Set exercise →
Faithfully return all lines, omitting every embedded picture.

Available records →
§

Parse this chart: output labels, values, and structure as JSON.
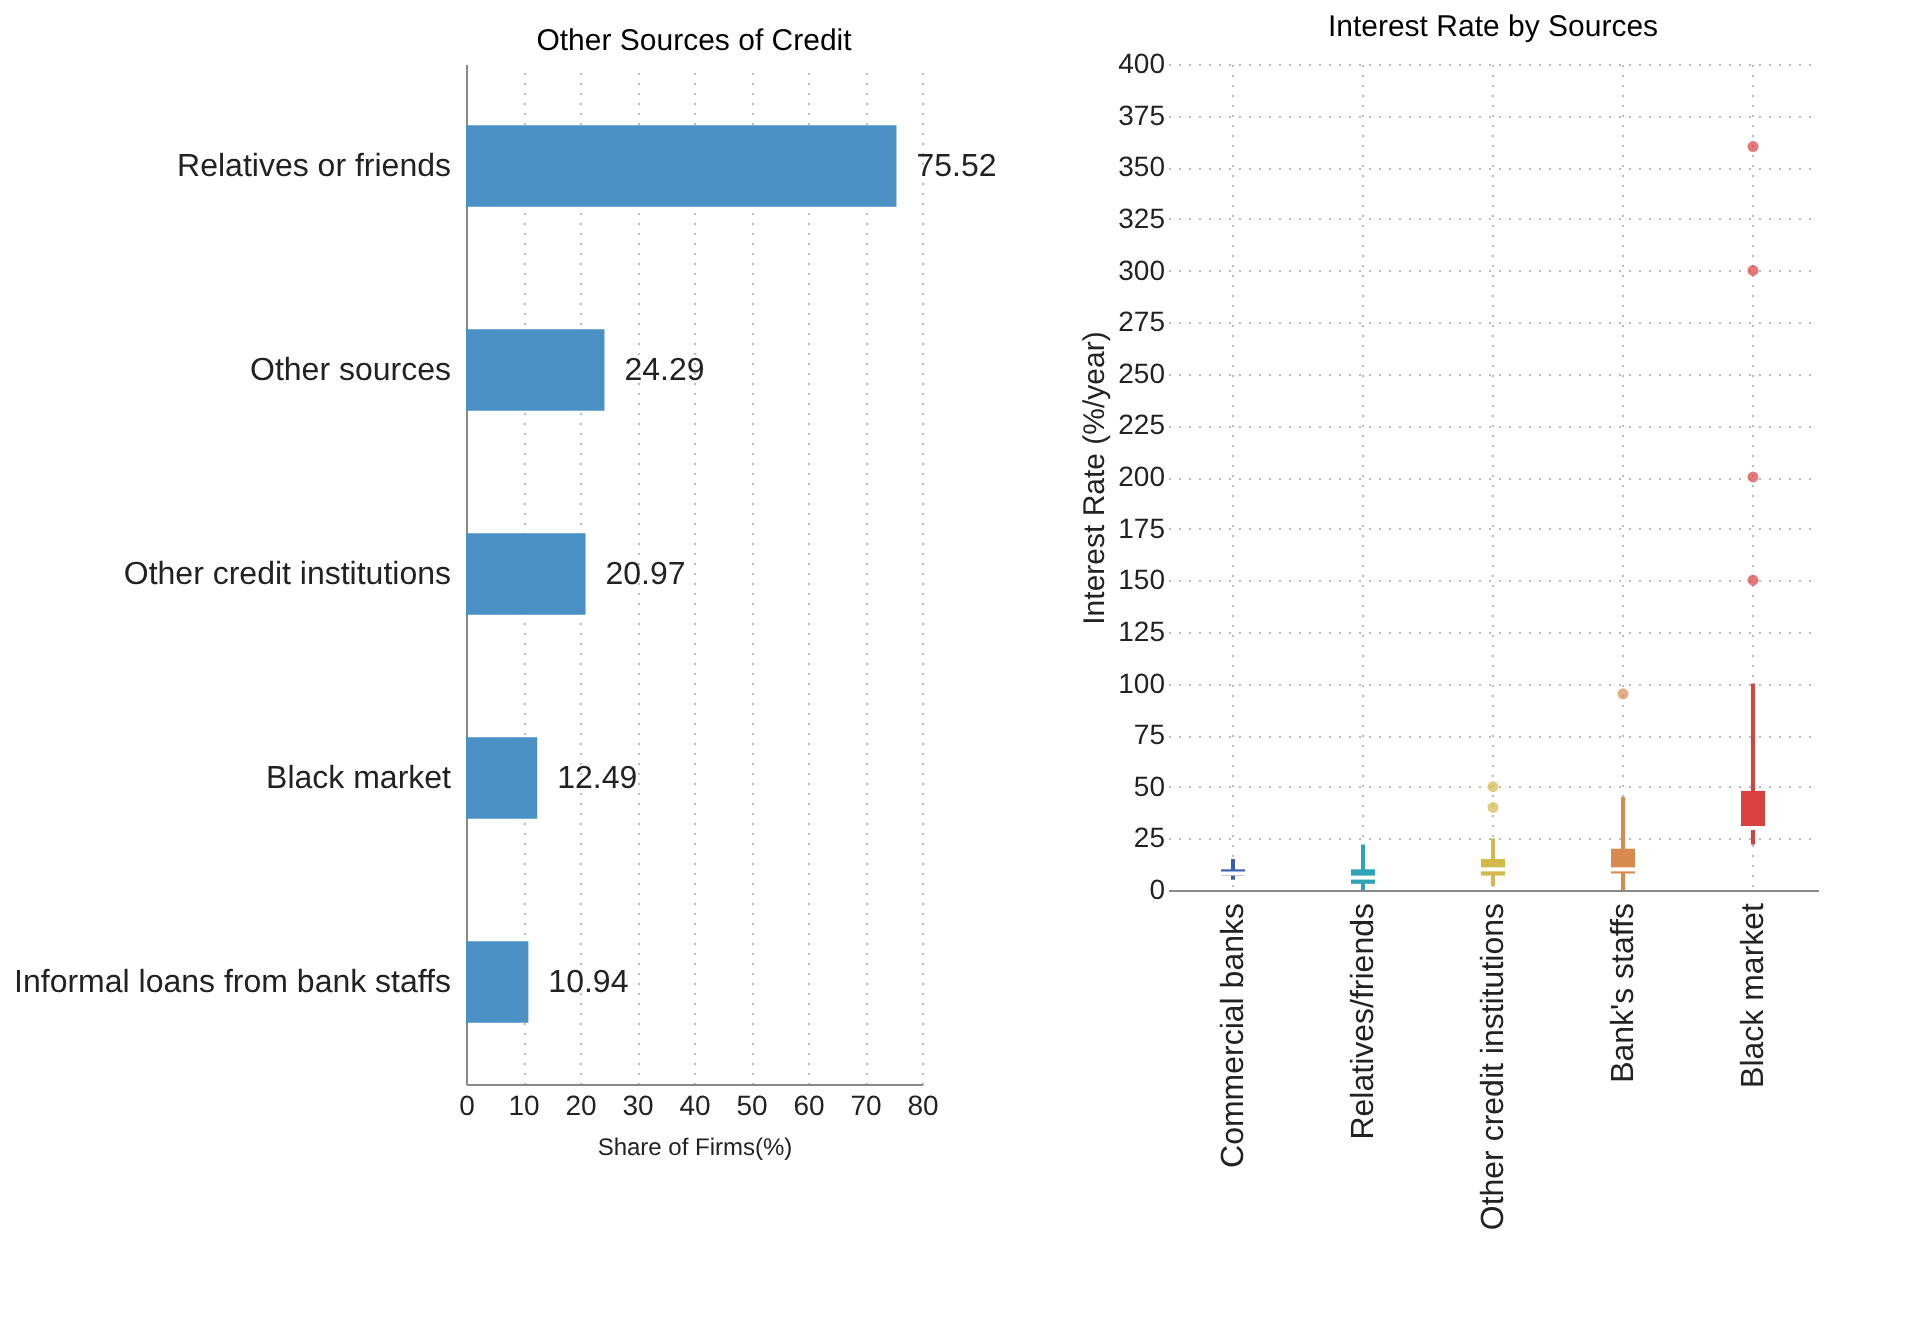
{
  "chart_data": [
    {
      "type": "bar",
      "title": "Other Sources of Credit",
      "xlabel": "Share of Firms(%)",
      "orientation": "horizontal",
      "categories": [
        "Relatives or friends",
        "Other sources",
        "Other credit institutions",
        "Black market",
        "Informal loans from bank staffs"
      ],
      "values": [
        75.52,
        24.29,
        20.97,
        12.49,
        10.94
      ],
      "color": "#4a90c4",
      "data_labels": true,
      "xlim": [
        0,
        80
      ],
      "xticks": [
        0,
        10,
        20,
        30,
        40,
        50,
        60,
        70,
        80
      ],
      "grid": "x"
    },
    {
      "type": "box",
      "title": "Interest Rate by Sources",
      "ylabel": "Interest Rate (%/year)",
      "categories": [
        "Commercial banks",
        "Relatives/friends",
        "Other credit institutions",
        "Bank's staffs",
        "Black market"
      ],
      "colors": [
        "#3b5fb0",
        "#2fa3b8",
        "#d4b84a",
        "#d98a4f",
        "#d94040"
      ],
      "boxes": [
        {
          "low": 5,
          "q1": 7,
          "median": 8,
          "q3": 10,
          "high": 15
        },
        {
          "low": 0,
          "q1": 3,
          "median": 6,
          "q3": 10,
          "high": 22
        },
        {
          "low": 2,
          "q1": 7,
          "median": 10,
          "q3": 15,
          "high": 25,
          "outliers": [
            40,
            50
          ]
        },
        {
          "low": 0,
          "q1": 8,
          "median": 10,
          "q3": 20,
          "high": 45,
          "outliers": [
            95
          ]
        },
        {
          "low": 22,
          "q1": 30,
          "median": 30,
          "q3": 48,
          "high": 100,
          "outliers": [
            150,
            200,
            300,
            360
          ]
        }
      ],
      "ylim": [
        0,
        400
      ],
      "yticks": [
        0,
        25,
        50,
        75,
        100,
        125,
        150,
        175,
        200,
        225,
        250,
        275,
        300,
        325,
        350,
        375,
        400
      ],
      "grid": true
    }
  ]
}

§

Completed task →
Parse this chart: output labels, values, and structure as JSON.
{
  "chart_data": [
    {
      "type": "bar",
      "title": "Other Sources of Credit",
      "xlabel": "Share of Firms(%)",
      "orientation": "horizontal",
      "categories": [
        "Relatives or friends",
        "Other sources",
        "Other credit institutions",
        "Black market",
        "Informal loans from bank staffs"
      ],
      "values": [
        75.52,
        24.29,
        20.97,
        12.49,
        10.94
      ],
      "color": "#4a90c4",
      "data_labels": true,
      "xlim": [
        0,
        80
      ],
      "xticks": [
        0,
        10,
        20,
        30,
        40,
        50,
        60,
        70,
        80
      ],
      "grid": "x"
    },
    {
      "type": "box",
      "title": "Interest Rate by Sources",
      "ylabel": "Interest Rate (%/year)",
      "categories": [
        "Commercial banks",
        "Relatives/friends",
        "Other credit institutions",
        "Bank's staffs",
        "Black market"
      ],
      "colors": [
        "#3b5fb0",
        "#2fa3b8",
        "#d4b84a",
        "#d98a4f",
        "#d94040"
      ],
      "boxes": [
        {
          "low": 5,
          "q1": 7,
          "median": 8,
          "q3": 10,
          "high": 15
        },
        {
          "low": 0,
          "q1": 3,
          "median": 6,
          "q3": 10,
          "high": 22
        },
        {
          "low": 2,
          "q1": 7,
          "median": 10,
          "q3": 15,
          "high": 25,
          "outliers": [
            40,
            50
          ]
        },
        {
          "low": 0,
          "q1": 8,
          "median": 10,
          "q3": 20,
          "high": 45,
          "outliers": [
            95
          ]
        },
        {
          "low": 22,
          "q1": 30,
          "median": 30,
          "q3": 48,
          "high": 100,
          "outliers": [
            150,
            200,
            300,
            360
          ]
        }
      ],
      "ylim": [
        0,
        400
      ],
      "yticks": [
        0,
        25,
        50,
        75,
        100,
        125,
        150,
        175,
        200,
        225,
        250,
        275,
        300,
        325,
        350,
        375,
        400
      ],
      "grid": true
    }
  ]
}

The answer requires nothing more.